Si no hay mate, por más exclusivo que sea todo, no es playa. Bajo la sombrilla, al toque del mar, aprovecho para avanzar en la lectura de “Lo que no aprendí” de la colombiana Margarita García Robayo. La historia va de una chica de unos once años que se deslumbra ante la figura de su padre que es una especie de prestigioso “curandero” del alma. Pero detrás de la historia en apariencia superficial, se construye una trama densa, que va mucho más allá de esa relación. Que analiza la construcción del relato familiar de la vida con una mirada cargada de sarcasmo y dureza. Me faltan unas cien páginas. Al final de la tarde el libro quedará terminado.
En la pileta destinada para los grandes –hay otra para bebés y una para chicos– las reposeras ayudan a relajarse. También hay camas y sillones sobre la arena, como si fueran estaciones de descanso. Pero, para el atardecer, a mi gusto, la tranquilidad está entre los árboles del bosque. Demasiado sol ya por un día. La brisa fresca se mete entre las ramas y la sombra da un poco de amparo. Sentado en un pequeño parador –mesa y sillón de mimbre, también sombrilla por si el techo de pino deja pasar algo de sol– más mate, más lectura. Para los habitués: descanso. En mi caso, un día de trabajo distinto.
«Mientras escribo esta crónica, –lo hago a mano porque la notebook y la arena no se llevan bien– el sol se muere en el oeste, detrás de los acantilados. Una caipiriña (hecha con lima fresca) recién servida me acompaña y el sonido del mar reverbera en el silencio del parador…»
Mientras escribo esta crónica, –lo hago a mano porque la notebook y la arena no se llevan bien– el sol se muere en el oeste, detrás de los acantilados. Una caipiriña (hecha con lima fresca) recién servida me acompaña y el sonido del mar reverbera en el silencio del parador. Las familias enfilan a los vestuarios. En la terraza de Zoe, tranquilidad. Un poco después, cuando subo al auto para irme, siento el perfume del mar y la arena mezclado con el olor dulce de los pinos y las flores del bosque. Algunos paradores de la zona se preparan para la noche. La Reserva no. La Reserva duerme y se prepara para arrancar otra vez por la mañana.

**Acción requerida 1:** Di si cada afirmación coincide con la crónica de playa; responde sí o no y cita las palabras exactas que lo deciden. (a) Quien escribe lee el libro bajo la sombrilla, cerca del mar. (b) La pileta para los grandes es la única pileta del lugar. (c) La crónica se escribe en la notebook.
**Acción requerida 2:** Prosigue la crónica sobre el día de playa en La Reserva a partir de su última oración.
Los registros no hacen falta para nada de esto.

Registros guardados de una colección
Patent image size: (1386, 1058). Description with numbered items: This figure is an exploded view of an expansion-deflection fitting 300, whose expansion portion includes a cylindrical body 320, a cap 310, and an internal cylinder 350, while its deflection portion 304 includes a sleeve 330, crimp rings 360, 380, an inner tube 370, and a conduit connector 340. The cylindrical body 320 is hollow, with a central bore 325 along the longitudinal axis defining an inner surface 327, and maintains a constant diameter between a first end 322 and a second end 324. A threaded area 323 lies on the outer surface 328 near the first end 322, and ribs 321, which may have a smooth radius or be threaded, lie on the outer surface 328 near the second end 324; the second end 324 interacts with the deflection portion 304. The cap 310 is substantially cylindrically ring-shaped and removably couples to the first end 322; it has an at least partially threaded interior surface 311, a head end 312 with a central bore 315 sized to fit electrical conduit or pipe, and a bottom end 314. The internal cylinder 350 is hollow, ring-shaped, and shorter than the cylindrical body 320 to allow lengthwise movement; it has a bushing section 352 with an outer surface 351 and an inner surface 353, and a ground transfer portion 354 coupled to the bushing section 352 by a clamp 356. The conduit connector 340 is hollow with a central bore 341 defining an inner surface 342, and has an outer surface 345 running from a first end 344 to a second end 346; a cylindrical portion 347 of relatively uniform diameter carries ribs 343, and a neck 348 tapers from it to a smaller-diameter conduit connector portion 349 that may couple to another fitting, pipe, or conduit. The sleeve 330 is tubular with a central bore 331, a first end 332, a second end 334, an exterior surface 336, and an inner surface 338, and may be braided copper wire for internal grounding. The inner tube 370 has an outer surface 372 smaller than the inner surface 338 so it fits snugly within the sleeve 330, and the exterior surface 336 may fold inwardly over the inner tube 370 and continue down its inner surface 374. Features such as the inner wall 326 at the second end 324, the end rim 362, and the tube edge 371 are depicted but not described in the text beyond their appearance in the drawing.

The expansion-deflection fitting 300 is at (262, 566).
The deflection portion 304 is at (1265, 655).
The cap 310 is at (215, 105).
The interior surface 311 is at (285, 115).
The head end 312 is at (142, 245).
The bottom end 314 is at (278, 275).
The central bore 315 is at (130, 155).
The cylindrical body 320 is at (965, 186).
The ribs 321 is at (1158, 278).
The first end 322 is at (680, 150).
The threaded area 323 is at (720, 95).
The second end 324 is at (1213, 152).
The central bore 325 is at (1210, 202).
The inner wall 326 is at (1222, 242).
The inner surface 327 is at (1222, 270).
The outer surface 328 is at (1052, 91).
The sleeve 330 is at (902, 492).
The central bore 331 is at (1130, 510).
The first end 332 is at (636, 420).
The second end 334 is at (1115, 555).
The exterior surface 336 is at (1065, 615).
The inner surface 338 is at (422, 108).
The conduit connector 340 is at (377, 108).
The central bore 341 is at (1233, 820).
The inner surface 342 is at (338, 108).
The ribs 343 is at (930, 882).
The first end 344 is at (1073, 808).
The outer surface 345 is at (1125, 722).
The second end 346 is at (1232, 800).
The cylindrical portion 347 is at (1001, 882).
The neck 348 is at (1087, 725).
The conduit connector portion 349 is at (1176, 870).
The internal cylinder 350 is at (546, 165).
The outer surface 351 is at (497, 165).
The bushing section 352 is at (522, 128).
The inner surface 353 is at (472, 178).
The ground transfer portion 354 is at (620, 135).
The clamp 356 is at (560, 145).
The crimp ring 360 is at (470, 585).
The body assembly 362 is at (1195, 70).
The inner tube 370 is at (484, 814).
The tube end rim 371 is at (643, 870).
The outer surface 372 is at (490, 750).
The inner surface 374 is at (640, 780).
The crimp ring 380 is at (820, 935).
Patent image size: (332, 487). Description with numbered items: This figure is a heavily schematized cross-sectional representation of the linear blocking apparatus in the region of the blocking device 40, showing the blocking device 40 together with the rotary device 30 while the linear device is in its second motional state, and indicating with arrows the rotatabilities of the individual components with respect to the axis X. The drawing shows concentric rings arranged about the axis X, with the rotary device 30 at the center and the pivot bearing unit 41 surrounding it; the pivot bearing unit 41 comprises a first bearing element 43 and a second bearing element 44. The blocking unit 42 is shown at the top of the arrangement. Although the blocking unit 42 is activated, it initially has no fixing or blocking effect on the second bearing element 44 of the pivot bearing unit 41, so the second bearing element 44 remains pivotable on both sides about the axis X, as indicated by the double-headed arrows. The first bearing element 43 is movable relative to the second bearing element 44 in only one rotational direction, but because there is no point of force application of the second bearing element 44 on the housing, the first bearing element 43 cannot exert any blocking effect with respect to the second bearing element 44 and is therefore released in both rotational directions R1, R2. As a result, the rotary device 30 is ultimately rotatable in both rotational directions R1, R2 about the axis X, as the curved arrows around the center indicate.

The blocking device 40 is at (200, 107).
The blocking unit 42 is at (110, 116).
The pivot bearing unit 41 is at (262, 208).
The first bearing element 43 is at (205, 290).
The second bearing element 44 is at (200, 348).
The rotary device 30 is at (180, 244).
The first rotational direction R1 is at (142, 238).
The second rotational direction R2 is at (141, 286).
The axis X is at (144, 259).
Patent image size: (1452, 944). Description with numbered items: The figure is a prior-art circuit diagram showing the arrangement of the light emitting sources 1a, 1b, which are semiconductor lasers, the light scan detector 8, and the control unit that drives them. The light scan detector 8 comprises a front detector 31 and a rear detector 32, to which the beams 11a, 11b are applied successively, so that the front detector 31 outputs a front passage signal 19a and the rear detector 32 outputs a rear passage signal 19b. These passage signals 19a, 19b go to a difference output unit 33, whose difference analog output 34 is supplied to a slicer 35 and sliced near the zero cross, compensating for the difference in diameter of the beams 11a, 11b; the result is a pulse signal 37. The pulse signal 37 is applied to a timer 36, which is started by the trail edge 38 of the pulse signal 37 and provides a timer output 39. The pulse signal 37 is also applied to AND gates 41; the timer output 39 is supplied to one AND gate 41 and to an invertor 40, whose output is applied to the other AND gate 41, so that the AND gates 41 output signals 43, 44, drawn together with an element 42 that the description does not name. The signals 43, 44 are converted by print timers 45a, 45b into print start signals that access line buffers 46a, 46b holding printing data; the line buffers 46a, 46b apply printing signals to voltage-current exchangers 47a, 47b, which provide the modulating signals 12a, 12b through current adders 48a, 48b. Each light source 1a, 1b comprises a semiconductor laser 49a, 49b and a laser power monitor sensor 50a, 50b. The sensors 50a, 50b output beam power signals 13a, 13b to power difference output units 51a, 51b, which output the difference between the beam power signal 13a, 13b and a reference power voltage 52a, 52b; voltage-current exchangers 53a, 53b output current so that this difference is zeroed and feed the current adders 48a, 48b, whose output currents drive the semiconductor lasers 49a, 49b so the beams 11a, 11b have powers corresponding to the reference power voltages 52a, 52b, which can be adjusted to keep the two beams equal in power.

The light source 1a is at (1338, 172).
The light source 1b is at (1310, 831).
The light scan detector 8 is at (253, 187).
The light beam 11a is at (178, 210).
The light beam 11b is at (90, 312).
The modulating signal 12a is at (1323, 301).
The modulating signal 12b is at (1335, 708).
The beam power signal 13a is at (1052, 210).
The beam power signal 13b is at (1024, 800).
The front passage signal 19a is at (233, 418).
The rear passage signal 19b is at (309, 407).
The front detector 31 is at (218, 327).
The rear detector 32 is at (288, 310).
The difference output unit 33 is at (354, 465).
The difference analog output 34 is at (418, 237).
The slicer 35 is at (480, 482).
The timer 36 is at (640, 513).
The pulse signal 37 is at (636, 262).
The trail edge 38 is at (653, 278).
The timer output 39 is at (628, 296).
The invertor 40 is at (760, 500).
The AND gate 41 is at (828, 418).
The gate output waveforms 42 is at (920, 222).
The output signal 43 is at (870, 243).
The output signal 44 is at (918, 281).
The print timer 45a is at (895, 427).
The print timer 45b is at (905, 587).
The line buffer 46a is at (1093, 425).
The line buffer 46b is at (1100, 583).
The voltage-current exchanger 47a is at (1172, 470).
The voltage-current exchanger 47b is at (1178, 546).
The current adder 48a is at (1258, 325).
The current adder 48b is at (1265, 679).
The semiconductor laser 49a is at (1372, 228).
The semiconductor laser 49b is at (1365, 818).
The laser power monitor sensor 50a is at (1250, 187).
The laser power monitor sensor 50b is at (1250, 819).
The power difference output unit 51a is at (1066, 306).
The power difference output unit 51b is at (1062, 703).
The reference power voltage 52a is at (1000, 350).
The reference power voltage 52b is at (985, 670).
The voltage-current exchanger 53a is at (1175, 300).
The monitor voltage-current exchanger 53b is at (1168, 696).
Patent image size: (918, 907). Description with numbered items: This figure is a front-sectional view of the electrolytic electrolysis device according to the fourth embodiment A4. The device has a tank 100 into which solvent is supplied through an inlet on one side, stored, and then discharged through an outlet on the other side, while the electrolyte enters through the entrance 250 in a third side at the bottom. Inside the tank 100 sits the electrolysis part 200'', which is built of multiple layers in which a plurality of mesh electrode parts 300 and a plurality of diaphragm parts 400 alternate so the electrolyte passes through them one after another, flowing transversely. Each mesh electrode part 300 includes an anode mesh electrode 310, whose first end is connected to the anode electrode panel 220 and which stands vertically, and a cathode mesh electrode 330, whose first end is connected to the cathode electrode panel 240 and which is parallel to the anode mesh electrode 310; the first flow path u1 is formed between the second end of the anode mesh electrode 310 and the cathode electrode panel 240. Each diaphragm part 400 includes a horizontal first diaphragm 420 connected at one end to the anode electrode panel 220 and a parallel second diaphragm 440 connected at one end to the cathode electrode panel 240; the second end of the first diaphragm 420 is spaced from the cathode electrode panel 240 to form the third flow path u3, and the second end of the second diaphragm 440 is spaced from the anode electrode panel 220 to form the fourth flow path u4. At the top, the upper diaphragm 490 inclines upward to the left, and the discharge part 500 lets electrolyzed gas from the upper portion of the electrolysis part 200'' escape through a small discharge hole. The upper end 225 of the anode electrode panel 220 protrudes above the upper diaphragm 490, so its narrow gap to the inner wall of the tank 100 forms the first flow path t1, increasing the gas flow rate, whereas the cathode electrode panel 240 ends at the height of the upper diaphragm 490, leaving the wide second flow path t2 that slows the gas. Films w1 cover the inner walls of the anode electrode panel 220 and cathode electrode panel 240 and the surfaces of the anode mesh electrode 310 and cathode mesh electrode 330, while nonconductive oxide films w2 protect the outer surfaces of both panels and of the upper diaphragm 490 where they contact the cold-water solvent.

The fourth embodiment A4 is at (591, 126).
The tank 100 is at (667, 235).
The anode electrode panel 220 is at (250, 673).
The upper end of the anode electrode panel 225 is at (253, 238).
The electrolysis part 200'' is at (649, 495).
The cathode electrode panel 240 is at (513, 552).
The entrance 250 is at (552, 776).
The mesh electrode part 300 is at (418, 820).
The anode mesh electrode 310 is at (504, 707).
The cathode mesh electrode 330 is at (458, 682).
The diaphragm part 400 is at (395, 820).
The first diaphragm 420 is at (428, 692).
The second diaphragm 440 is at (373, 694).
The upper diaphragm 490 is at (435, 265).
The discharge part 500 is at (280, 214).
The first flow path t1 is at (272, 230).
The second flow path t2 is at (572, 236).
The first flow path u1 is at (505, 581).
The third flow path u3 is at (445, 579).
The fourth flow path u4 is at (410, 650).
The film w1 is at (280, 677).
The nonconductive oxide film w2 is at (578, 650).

**Tu respuesta 1:**
(a) Sí: «Bajo la sombrilla, al toque del mar, aprovecho para avanzar en la lectura»
(b) No: «hay otra para bebés y una para chicos»
(c) No: «lo hago a mano porque la notebook y la arena no se llevan bien»

**Tu respuesta 2:**
«Aprovecho el happy hour y elijo una honey: toque dulzón, color bronce, bien fría ideal para arrancar la noche que seguramente seguirá con alguna picada de mar. Y les tiro un dato para terminar: ver salir la luna en el horizonte del mar, en el café de mar Quba, haciendo barra, con un vinito tinto o un trago de autor…»
La vuelta a la ciudad por la costanera sirve para apreciar el atardecer desde la costa. El punto panorámico de Playa Grande es el mejor lugar para ver morir el día. El tránsito se vuelve un poco pesado en esa zona. Muchos buscan su mesa en los bares de Alem y Bernardo de Irigoyen. Ahí, la cervecería Antares (Bernardo de Irigoyen 3851) es uno de los faros. La cerveza artesanal de la ciudad que se ha ganado un lugar en los palmares de las bebidas del verano. Yo, aprovecho el happy hour y elijo una honey: toque dulzón, color bronce, bien fría ideal para arrancar la noche que seguramente seguirá con alguna picada de mar. Y les tiro un dato para terminar: ver salir la luna en el horizonte del mar, en el café de mar Quba en Playa Grande, haciendo barra, con un vinito tinto o un trago de autor. Sí, un día de trabajo distinto.